• [Instruction]:
Identify the lines that contain the word "from", then copy them.
──────── Data provided
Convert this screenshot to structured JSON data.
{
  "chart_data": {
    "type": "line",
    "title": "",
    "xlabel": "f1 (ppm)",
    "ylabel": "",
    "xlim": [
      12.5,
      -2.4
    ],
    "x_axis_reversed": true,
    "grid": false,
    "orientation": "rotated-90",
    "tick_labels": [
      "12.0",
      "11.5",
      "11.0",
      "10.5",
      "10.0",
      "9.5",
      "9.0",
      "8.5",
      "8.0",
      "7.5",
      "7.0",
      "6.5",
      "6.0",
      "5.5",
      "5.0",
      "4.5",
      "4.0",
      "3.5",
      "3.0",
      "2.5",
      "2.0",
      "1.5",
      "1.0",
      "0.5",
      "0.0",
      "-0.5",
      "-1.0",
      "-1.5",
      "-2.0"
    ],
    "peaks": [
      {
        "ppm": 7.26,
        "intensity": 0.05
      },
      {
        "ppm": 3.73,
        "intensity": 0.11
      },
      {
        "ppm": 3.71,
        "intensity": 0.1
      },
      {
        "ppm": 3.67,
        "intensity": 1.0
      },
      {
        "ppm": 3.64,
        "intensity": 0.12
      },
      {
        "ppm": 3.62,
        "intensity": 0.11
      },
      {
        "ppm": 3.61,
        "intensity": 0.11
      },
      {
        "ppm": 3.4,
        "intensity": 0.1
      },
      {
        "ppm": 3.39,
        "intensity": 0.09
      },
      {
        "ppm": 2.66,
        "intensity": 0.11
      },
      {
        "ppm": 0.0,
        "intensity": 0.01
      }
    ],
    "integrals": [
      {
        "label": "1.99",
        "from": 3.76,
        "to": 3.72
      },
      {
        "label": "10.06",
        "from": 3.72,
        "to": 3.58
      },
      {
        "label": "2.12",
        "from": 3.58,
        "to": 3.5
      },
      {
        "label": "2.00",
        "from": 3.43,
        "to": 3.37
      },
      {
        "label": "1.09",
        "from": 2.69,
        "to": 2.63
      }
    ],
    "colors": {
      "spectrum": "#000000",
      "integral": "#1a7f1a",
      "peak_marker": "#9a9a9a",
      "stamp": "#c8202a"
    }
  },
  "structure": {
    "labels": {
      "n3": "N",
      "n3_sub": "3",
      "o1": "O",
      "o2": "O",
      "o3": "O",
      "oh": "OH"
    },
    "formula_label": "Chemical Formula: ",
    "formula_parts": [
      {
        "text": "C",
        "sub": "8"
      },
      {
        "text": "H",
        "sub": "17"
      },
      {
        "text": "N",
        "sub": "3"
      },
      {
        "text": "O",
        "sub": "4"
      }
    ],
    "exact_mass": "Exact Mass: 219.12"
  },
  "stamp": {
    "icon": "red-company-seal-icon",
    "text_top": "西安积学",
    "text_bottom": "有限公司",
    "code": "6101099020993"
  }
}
────────────────
• [Output for this exercise]:
        "from": 3.76,
        "from": 3.72,
        "from": 3.58,
        "from": 3.43,
        "from": 2.69,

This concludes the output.